● **Exercise instructions**
Pull out every line below that holds the word "plus".

● **Data to use**
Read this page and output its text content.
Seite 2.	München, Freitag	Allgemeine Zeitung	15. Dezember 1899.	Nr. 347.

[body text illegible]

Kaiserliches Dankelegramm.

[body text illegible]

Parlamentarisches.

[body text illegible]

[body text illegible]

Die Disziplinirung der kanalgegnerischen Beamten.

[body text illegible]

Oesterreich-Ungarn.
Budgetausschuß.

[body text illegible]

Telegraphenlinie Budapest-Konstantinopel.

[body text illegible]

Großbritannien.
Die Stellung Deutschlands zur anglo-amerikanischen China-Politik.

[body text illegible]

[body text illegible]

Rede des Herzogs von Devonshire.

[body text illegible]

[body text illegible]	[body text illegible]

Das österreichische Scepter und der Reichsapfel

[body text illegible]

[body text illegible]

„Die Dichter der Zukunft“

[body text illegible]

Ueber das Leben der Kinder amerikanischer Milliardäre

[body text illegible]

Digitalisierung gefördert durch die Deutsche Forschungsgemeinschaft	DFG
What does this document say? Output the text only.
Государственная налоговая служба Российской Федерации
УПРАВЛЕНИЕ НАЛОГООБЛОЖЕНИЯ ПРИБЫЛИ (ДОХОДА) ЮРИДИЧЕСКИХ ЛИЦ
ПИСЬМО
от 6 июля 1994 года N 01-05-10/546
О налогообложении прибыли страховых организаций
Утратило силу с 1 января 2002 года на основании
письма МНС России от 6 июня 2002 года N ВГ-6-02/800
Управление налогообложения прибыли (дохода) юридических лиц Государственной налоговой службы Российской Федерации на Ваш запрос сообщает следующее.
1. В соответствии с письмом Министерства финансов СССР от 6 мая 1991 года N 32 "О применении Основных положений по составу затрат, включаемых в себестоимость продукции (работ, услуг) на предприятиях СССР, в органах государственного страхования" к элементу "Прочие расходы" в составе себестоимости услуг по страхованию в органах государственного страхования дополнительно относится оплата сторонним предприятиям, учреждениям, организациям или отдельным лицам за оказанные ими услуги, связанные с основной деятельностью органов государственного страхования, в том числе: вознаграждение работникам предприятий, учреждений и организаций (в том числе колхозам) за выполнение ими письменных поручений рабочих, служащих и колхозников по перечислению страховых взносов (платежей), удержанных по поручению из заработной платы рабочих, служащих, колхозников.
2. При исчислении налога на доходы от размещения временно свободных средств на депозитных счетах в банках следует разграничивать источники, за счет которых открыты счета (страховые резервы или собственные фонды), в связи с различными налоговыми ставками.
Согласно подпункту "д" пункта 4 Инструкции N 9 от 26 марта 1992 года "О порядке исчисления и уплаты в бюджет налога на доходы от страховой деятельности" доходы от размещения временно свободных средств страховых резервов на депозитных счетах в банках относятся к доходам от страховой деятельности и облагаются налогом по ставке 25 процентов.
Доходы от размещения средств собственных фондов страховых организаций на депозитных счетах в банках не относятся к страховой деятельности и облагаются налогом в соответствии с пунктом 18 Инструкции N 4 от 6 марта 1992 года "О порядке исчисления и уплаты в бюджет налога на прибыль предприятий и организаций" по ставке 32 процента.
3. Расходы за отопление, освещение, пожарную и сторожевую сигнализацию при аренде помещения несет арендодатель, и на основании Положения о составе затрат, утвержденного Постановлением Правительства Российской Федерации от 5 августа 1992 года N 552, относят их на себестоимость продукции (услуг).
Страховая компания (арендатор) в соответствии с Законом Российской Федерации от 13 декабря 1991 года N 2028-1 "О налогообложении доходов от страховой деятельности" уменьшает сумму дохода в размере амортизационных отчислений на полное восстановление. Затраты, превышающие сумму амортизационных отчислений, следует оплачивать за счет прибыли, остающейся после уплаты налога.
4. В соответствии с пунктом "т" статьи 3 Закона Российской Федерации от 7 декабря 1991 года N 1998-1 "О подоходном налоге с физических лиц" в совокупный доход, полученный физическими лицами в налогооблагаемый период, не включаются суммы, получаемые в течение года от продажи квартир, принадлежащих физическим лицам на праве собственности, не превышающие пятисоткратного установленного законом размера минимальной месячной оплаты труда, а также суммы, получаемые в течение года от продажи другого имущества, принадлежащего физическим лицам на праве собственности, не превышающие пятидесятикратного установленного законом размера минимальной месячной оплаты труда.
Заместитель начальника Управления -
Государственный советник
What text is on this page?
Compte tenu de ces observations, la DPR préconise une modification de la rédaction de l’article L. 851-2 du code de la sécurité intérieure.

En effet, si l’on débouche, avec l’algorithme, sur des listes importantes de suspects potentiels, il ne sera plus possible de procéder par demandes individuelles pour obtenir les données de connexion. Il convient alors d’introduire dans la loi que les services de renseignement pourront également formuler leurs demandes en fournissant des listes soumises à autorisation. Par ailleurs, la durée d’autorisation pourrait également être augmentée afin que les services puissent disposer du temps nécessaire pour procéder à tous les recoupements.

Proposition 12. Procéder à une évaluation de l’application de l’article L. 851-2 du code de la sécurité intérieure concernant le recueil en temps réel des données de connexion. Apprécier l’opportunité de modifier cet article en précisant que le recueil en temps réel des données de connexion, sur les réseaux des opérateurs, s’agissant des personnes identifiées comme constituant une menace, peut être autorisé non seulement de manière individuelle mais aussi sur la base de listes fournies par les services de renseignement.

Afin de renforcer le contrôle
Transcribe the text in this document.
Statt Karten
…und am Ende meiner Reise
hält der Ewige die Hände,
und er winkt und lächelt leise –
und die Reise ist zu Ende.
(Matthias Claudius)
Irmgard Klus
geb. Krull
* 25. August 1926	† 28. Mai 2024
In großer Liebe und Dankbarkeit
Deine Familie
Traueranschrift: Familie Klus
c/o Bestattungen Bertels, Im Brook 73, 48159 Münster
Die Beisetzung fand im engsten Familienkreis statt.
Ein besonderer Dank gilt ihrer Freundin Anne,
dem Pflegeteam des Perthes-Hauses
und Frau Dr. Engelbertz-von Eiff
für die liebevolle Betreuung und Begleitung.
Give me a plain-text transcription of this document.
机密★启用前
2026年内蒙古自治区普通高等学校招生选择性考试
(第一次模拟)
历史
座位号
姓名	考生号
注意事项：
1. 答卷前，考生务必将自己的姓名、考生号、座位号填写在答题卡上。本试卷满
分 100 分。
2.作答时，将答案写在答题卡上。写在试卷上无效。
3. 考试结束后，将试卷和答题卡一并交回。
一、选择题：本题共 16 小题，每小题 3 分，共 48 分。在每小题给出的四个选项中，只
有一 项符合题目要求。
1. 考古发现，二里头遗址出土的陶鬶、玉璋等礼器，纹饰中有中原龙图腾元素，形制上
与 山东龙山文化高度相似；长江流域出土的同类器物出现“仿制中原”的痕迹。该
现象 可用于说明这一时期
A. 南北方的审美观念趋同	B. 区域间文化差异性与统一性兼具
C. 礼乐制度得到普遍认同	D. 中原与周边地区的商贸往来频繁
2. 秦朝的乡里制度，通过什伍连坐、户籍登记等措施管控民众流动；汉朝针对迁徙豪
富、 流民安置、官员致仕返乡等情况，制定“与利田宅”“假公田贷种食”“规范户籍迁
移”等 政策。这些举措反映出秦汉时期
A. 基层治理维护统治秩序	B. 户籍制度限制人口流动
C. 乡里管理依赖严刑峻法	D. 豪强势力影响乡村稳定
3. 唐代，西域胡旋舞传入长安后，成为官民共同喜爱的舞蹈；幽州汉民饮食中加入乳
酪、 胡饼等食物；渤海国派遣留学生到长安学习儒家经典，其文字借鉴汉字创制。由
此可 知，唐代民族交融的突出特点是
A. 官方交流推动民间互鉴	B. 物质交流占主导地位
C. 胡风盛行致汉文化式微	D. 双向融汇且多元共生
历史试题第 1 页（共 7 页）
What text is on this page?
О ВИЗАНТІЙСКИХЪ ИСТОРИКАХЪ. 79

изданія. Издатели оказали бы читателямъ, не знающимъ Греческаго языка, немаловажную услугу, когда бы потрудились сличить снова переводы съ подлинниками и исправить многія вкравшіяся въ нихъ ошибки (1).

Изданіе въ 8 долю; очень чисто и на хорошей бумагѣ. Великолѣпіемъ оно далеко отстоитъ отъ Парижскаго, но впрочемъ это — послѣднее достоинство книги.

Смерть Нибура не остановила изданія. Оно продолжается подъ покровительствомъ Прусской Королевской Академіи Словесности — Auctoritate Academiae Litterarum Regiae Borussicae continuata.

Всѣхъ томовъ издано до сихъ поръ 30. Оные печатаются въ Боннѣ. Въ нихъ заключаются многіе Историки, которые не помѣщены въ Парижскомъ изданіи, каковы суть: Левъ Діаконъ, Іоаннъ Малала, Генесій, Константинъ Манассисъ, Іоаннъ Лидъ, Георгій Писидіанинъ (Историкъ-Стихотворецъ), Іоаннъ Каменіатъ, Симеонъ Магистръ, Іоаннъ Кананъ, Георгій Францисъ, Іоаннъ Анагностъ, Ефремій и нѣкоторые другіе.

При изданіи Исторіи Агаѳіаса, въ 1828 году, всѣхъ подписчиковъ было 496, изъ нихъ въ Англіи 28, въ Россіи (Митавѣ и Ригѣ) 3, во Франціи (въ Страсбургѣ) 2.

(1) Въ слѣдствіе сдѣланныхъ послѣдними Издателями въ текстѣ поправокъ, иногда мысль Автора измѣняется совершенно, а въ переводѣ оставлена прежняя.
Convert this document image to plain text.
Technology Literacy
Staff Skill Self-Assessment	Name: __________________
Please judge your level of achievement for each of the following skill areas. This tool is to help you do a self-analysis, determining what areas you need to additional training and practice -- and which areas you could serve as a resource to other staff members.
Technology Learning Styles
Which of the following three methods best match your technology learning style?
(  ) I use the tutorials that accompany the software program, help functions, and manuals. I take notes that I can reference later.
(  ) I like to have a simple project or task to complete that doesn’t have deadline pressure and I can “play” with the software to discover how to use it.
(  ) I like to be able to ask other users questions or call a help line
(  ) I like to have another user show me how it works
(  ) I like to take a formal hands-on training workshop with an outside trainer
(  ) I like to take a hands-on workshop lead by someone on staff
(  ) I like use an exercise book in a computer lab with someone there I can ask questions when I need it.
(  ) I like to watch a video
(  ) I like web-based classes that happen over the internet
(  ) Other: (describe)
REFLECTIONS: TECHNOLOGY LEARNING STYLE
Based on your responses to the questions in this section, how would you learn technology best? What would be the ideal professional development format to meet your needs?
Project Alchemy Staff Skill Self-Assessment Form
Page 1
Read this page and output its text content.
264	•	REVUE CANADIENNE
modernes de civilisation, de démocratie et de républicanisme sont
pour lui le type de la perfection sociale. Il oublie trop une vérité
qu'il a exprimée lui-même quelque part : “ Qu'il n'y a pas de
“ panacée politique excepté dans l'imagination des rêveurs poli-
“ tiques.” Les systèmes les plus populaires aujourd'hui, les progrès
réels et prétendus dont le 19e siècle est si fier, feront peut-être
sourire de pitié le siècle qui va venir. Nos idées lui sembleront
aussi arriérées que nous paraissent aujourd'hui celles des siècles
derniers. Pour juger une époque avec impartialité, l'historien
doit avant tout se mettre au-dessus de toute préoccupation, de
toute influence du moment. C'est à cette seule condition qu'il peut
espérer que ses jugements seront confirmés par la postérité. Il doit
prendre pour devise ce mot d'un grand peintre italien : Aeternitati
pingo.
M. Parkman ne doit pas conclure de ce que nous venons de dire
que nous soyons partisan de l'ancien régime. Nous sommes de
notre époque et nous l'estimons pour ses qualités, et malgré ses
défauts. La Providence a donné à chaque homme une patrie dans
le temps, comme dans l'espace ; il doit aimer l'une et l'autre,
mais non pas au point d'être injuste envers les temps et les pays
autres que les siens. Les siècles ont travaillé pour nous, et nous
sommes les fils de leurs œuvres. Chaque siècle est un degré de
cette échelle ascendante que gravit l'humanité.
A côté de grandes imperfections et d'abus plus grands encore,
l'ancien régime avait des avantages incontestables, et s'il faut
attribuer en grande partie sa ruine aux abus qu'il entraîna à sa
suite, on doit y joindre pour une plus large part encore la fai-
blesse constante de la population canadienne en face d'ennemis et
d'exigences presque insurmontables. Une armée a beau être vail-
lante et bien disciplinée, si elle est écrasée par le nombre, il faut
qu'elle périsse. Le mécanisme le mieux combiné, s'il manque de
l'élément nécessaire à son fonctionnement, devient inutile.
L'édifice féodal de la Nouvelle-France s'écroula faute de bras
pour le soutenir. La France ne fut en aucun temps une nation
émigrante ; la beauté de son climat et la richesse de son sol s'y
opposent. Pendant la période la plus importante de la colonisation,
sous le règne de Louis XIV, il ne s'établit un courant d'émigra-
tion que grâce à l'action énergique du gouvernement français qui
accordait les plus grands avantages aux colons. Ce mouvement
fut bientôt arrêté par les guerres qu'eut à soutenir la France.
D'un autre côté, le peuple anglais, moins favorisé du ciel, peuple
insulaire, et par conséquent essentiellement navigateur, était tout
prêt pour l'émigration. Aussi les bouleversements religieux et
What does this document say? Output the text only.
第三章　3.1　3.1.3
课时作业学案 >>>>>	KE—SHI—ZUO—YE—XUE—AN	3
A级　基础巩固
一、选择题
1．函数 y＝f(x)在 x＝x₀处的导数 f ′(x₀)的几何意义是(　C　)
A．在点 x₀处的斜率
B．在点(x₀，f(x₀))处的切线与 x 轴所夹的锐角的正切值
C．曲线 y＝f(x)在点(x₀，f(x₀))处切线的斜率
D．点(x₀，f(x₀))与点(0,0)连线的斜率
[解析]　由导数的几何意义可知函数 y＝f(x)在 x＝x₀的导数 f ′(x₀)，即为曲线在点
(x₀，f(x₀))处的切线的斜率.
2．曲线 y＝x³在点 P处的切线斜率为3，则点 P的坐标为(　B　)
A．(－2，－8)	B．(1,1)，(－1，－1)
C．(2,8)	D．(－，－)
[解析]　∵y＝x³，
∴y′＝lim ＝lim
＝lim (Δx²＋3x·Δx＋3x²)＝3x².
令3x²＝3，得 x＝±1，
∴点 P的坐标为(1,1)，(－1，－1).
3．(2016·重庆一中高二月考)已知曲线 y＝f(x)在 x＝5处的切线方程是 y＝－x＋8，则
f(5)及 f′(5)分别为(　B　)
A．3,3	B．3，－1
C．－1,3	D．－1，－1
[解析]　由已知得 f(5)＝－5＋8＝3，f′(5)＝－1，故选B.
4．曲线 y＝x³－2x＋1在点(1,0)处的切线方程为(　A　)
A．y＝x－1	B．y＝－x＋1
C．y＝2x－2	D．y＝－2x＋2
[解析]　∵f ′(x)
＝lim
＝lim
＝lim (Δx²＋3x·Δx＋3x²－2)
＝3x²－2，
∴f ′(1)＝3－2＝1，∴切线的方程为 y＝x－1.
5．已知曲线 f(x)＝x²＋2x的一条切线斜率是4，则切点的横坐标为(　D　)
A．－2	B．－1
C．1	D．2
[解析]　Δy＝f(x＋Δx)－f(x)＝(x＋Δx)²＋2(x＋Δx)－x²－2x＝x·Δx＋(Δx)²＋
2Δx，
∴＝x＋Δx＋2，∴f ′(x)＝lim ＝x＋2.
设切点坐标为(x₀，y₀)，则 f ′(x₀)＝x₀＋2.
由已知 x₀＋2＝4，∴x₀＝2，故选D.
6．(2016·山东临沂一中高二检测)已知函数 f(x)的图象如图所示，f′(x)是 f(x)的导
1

● **The completed task**
En effet, si l’on débouche, avec l’algorithme, sur des listes importantes de suspects potentiels, il ne sera plus possible de procéder par demandes individuelles pour obtenir les données de connexion. Il convient alors d’introduire dans la loi que les services de renseignement pourront également formuler leurs demandes en fournissant des listes soumises à autorisation. Par ailleurs, la durée d’autorisation pourrait également être augmentée afin que les services puissent disposer du temps nécessaire pour procéder à tous les recoupements.
“ tiques.” Les systèmes les plus populaires aujourd'hui, les progrès
A côté de grandes imperfections et d'abus plus grands encore,
suite, on doit y joindre pour une plus large part encore la fai-
opposent. Pendant la période la plus importante de la colonisation,
accordait les plus grands avantages aux colons. Ce mouvement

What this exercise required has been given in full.